GIVEN REQUEST.
Output each line of the material exactly as it stands.

MATERIAL SHOWN.
════════════════════

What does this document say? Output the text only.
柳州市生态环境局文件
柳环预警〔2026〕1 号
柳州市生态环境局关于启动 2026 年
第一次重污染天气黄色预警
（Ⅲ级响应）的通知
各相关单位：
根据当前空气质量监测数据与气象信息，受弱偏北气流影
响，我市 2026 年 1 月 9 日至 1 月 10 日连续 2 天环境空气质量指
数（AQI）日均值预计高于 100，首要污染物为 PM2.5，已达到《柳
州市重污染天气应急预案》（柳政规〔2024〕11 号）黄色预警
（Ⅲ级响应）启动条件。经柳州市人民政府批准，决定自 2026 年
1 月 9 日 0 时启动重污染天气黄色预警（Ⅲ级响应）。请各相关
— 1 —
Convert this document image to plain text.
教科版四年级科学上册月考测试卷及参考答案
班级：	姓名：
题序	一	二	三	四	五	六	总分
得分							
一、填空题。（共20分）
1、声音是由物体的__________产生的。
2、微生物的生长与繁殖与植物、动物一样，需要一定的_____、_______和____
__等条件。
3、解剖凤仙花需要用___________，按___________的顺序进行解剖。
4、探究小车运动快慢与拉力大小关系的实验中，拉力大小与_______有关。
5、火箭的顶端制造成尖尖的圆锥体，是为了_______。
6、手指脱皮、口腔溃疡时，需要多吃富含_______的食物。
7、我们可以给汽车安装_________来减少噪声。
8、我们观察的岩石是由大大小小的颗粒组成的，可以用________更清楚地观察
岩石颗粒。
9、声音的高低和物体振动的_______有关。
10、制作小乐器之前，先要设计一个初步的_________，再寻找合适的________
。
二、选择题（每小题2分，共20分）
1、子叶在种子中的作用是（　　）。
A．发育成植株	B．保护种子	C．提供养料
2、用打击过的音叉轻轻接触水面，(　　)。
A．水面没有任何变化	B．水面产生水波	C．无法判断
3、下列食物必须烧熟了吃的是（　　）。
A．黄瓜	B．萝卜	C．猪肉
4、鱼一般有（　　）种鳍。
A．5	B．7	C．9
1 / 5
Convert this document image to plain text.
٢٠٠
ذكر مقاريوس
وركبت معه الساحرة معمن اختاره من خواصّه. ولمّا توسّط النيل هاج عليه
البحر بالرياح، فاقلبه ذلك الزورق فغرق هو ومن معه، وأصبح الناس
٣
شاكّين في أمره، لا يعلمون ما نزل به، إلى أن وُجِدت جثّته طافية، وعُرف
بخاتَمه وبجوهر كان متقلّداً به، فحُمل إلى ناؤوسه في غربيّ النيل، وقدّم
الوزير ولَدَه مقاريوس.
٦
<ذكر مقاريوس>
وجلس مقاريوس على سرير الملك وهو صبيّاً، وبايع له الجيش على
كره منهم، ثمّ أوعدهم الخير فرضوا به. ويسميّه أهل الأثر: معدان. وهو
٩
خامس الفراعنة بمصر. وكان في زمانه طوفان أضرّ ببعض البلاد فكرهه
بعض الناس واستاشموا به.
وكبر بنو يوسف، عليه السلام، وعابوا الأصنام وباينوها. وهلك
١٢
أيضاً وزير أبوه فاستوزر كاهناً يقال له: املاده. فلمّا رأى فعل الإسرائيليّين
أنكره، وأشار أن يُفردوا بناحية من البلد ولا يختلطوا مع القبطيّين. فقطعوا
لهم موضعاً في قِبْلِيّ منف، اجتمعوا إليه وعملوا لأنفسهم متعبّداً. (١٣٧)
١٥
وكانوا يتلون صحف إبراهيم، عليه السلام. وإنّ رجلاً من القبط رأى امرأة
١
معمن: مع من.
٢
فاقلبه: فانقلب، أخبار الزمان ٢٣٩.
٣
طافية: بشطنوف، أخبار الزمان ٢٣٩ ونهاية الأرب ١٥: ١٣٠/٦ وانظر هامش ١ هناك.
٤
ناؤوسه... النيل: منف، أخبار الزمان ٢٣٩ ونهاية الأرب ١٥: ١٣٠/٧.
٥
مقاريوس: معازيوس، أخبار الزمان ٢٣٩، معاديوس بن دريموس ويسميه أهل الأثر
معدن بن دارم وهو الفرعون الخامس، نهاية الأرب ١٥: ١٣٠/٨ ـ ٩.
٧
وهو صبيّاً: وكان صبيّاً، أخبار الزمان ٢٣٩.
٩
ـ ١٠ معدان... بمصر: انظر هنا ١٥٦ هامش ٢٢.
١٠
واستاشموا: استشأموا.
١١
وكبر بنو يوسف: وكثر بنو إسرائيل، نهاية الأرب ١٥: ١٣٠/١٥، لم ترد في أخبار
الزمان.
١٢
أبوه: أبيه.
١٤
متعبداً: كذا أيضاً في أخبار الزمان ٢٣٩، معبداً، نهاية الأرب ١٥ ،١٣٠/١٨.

════════════════════

EXERCISE RESPONSE.
What does this document say? Output the text only.
柳州市生态环境局文件
柳环预警〔2026〕1 号
柳州市生态环境局关于启动 2026 年
第一次重污染天气黄色预警
（Ⅲ级响应）的通知
各相关单位：
根据当前空气质量监测数据与气象信息，受弱偏北气流影
响，我市 2026 年 1 月 9 日至 1 月 10 日连续 2 天环境空气质量指
数（AQI）日均值预计高于 100，首要污染物为 PM2.5，已达到《柳
州市重污染天气应急预案》（柳政规〔2024〕11 号）黄色预警
（Ⅲ级响应）启动条件。经柳州市人民政府批准，决定自 2026 年
1 月 9 日 0 时启动重污染天气黄色预警（Ⅲ级响应）。请各相关
— 1 —
Convert this document image to plain text.
教科版四年级科学上册月考测试卷及参考答案
班级：	姓名：
题序	一	二	三	四	五	六	总分
得分							
一、填空题。（共20分）
1、声音是由物体的__________产生的。
2、微生物的生长与繁殖与植物、动物一样，需要一定的_____、_______和____
__等条件。
3、解剖凤仙花需要用___________，按___________的顺序进行解剖。
4、探究小车运动快慢与拉力大小关系的实验中，拉力大小与_______有关。
5、火箭的顶端制造成尖尖的圆锥体，是为了_______。
6、手指脱皮、口腔溃疡时，需要多吃富含_______的食物。
7、我们可以给汽车安装_________来减少噪声。
8、我们观察的岩石是由大大小小的颗粒组成的，可以用________更清楚地观察
岩石颗粒。
9、声音的高低和物体振动的_______有关。
10、制作小乐器之前，先要设计一个初步的_________，再寻找合适的________
。
二、选择题（每小题2分，共20分）
1、子叶在种子中的作用是（　　）。
A．发育成植株	B．保护种子	C．提供养料
2、用打击过的音叉轻轻接触水面，(　　)。
A．水面没有任何变化	B．水面产生水波	C．无法判断
3、下列食物必须烧熟了吃的是（　　）。
A．黄瓜	B．萝卜	C．猪肉
4、鱼一般有（　　）种鳍。
A．5	B．7	C．9
1 / 5
Convert this document image to plain text.
٢٠٠
ذكر مقاريوس
وركبت معه الساحرة معمن اختاره من خواصّه. ولمّا توسّط النيل هاج عليه
البحر بالرياح، فاقلبه ذلك الزورق فغرق هو ومن معه، وأصبح الناس
٣
شاكّين في أمره، لا يعلمون ما نزل به، إلى أن وُجِدت جثّته طافية، وعُرف
بخاتَمه وبجوهر كان متقلّداً به، فحُمل إلى ناؤوسه في غربيّ النيل، وقدّم
الوزير ولَدَه مقاريوس.
٦
<ذكر مقاريوس>
وجلس مقاريوس على سرير الملك وهو صبيّاً، وبايع له الجيش على
كره منهم، ثمّ أوعدهم الخير فرضوا به. ويسميّه أهل الأثر: معدان. وهو
٩
خامس الفراعنة بمصر. وكان في زمانه طوفان أضرّ ببعض البلاد فكرهه
بعض الناس واستاشموا به.
وكبر بنو يوسف، عليه السلام، وعابوا الأصنام وباينوها. وهلك
١٢
أيضاً وزير أبوه فاستوزر كاهناً يقال له: املاده. فلمّا رأى فعل الإسرائيليّين
أنكره، وأشار أن يُفردوا بناحية من البلد ولا يختلطوا مع القبطيّين. فقطعوا
لهم موضعاً في قِبْلِيّ منف، اجتمعوا إليه وعملوا لأنفسهم متعبّداً. (١٣٧)
١٥
وكانوا يتلون صحف إبراهيم، عليه السلام. وإنّ رجلاً من القبط رأى امرأة
١
معمن: مع من.
٢
فاقلبه: فانقلب، أخبار الزمان ٢٣٩.
٣
طافية: بشطنوف، أخبار الزمان ٢٣٩ ونهاية الأرب ١٥: ١٣٠/٦ وانظر هامش ١ هناك.
٤
ناؤوسه... النيل: منف، أخبار الزمان ٢٣٩ ونهاية الأرب ١٥: ١٣٠/٧.
٥
مقاريوس: معازيوس، أخبار الزمان ٢٣٩، معاديوس بن دريموس ويسميه أهل الأثر
معدن بن دارم وهو الفرعون الخامس، نهاية الأرب ١٥: ١٣٠/٨ ـ ٩.
٧
وهو صبيّاً: وكان صبيّاً، أخبار الزمان ٢٣٩.
٩
ـ ١٠ معدان... بمصر: انظر هنا ١٥٦ هامش ٢٢.
١٠
واستاشموا: استشأموا.
١١
وكبر بنو يوسف: وكثر بنو إسرائيل، نهاية الأرب ١٥: ١٣٠/١٥، لم ترد في أخبار
الزمان.
١٢
أبوه: أبيه.
١٤
متعبداً: كذا أيضاً في أخبار الزمان ٢٣٩، معبداً، نهاية الأرب ١٥ ،١٣٠/١٨.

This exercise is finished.